> **EXCERPTED DATA**
══════════

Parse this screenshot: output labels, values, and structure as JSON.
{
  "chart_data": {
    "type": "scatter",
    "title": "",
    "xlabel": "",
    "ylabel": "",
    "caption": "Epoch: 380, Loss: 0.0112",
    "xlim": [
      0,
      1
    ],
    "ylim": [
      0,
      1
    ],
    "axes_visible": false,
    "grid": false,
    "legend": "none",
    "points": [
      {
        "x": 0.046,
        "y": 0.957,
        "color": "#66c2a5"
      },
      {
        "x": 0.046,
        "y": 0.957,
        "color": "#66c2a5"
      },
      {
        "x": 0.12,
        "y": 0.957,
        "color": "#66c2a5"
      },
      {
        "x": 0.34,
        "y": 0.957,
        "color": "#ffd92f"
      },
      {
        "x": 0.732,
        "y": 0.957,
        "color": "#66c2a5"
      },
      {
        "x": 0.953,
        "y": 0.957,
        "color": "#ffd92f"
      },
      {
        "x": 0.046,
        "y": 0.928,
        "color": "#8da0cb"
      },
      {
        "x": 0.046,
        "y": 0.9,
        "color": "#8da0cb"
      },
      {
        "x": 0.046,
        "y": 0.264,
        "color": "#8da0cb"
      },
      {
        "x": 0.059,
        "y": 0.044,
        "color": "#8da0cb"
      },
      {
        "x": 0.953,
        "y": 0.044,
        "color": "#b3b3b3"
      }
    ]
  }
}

══════════

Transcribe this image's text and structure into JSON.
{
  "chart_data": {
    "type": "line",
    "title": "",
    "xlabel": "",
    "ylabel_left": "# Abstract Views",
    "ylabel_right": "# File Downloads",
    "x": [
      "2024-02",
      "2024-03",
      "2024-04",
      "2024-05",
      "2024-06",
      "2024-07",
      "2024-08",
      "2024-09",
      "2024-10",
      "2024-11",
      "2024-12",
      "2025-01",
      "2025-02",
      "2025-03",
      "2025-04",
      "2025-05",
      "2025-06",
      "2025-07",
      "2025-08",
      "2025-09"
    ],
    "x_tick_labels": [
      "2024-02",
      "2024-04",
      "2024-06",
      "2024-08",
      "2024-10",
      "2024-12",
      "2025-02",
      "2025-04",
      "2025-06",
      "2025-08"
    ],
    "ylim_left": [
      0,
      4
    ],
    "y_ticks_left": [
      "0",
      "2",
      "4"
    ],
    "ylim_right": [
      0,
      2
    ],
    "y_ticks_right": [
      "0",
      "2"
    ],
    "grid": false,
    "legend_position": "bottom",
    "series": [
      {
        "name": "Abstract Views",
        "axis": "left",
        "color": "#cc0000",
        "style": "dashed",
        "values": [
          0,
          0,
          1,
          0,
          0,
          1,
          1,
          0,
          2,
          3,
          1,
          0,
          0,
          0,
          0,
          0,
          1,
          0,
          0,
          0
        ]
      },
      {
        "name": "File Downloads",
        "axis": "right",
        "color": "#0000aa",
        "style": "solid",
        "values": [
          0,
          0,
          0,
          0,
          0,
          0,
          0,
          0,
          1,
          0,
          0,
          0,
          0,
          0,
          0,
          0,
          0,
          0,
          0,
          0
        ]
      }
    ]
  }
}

══════════

> **WHAT TO WORK ON**
Extract all lines that hold the word "Views".

> **WORKED ANSWER**
    "ylabel_left": "# Abstract Views",
        "name": "Abstract Views",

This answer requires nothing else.